• [Records from a data collection]:

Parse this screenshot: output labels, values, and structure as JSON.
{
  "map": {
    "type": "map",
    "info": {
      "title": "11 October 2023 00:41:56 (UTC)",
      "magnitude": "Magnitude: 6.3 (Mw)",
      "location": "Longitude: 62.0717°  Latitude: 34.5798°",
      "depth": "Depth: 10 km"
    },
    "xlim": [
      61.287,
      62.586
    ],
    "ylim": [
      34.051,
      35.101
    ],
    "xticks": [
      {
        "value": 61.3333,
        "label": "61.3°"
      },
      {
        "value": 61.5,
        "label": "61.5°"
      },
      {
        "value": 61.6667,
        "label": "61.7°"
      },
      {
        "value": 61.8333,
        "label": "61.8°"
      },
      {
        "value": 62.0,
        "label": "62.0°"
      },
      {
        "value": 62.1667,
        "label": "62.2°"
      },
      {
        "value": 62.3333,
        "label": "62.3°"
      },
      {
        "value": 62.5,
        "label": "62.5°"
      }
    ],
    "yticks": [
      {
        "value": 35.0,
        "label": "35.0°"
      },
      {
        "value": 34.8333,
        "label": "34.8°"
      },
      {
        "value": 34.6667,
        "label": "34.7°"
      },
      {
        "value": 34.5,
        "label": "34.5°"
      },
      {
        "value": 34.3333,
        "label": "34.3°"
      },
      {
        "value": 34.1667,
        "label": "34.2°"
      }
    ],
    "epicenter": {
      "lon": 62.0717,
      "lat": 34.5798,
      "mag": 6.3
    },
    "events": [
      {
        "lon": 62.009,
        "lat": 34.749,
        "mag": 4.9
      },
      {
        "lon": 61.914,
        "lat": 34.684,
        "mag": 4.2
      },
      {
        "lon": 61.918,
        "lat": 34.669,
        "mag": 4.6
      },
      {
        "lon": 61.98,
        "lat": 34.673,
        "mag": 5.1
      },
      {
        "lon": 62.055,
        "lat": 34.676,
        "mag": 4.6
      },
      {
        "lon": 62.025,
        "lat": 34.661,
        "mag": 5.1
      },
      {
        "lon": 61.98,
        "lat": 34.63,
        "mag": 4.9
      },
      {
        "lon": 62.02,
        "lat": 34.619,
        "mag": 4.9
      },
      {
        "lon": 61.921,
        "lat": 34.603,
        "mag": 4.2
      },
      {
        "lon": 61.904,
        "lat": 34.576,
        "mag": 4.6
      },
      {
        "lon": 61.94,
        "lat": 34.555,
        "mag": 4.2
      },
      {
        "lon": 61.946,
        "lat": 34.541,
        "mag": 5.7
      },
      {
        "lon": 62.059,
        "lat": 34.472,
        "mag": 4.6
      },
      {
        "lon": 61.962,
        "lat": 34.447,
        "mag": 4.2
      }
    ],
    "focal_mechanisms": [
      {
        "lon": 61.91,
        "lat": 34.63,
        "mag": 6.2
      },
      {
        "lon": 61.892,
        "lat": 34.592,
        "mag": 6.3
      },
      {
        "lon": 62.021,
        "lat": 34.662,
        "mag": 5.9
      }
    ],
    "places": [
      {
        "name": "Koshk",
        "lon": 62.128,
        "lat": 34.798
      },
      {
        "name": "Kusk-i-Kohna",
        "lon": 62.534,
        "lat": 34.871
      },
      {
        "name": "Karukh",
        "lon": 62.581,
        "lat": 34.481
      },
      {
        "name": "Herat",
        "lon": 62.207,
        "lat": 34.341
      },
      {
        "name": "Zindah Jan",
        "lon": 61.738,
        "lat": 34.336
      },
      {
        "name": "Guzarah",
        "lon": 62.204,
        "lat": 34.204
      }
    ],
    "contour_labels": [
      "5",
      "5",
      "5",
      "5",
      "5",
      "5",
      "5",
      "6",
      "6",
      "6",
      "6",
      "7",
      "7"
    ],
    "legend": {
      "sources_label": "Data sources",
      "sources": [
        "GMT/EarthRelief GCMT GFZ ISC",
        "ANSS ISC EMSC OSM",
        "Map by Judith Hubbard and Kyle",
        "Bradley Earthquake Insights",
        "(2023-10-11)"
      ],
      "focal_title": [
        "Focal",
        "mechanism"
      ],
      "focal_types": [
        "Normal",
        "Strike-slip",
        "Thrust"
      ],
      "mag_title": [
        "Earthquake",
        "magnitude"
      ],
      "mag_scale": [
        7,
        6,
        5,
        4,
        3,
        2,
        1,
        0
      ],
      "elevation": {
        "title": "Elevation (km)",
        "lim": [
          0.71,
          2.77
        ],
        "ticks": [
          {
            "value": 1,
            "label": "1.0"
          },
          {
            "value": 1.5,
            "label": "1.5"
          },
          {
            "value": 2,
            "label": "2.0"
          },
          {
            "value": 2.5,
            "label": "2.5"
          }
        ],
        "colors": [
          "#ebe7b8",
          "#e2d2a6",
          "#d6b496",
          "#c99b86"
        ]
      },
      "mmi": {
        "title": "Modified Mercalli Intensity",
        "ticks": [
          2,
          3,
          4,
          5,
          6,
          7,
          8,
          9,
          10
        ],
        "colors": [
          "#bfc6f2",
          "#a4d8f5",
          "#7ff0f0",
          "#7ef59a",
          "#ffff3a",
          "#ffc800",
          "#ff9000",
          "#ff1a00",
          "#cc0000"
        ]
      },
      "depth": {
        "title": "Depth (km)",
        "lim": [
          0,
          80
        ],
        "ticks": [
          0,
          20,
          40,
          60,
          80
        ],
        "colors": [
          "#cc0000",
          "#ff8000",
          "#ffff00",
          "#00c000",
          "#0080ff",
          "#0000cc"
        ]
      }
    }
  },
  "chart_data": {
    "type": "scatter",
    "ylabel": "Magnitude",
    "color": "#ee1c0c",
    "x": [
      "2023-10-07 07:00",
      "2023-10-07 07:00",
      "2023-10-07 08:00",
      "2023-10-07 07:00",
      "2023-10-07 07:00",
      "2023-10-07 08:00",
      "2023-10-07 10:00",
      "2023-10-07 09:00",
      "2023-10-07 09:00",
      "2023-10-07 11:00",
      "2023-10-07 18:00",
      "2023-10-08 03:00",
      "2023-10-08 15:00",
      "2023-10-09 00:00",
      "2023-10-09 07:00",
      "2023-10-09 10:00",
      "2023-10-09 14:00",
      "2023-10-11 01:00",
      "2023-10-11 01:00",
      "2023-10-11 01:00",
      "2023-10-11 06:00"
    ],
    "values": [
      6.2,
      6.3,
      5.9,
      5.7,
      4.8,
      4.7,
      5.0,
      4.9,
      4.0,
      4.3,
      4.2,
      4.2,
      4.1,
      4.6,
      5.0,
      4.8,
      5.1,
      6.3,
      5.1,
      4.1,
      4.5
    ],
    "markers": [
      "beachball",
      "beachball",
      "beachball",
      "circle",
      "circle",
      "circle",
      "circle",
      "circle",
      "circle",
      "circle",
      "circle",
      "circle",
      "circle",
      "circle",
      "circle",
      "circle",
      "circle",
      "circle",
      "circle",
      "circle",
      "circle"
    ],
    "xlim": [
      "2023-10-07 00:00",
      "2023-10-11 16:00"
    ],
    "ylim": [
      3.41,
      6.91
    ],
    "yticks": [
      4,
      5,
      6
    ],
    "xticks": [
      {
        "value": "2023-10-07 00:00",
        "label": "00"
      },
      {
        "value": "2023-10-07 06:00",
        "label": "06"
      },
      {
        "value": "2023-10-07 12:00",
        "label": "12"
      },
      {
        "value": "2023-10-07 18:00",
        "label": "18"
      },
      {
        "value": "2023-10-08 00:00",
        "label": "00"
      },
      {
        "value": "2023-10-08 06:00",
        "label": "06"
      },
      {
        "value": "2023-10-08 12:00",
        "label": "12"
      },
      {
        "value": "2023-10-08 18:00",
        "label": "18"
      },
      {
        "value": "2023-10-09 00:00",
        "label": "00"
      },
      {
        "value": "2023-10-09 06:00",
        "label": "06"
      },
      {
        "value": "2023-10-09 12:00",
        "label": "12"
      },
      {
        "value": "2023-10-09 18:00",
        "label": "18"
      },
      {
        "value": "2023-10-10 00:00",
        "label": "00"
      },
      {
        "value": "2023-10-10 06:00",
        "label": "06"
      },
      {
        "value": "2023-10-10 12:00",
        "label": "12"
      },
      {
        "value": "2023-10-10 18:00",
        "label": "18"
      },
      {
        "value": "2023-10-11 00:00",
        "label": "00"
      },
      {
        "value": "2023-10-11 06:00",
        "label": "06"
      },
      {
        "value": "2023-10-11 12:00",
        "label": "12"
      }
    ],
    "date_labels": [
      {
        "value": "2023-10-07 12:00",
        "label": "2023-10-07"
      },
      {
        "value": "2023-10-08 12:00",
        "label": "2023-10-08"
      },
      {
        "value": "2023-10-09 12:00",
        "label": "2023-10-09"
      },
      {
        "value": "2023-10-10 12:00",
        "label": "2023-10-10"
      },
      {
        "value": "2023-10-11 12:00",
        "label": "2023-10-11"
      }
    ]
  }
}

• [EXERCISE OBJECTIVE]: Your answer should be a single number: how many lines in the data above include "values"?

• [EXPECTED ANSWER]: 2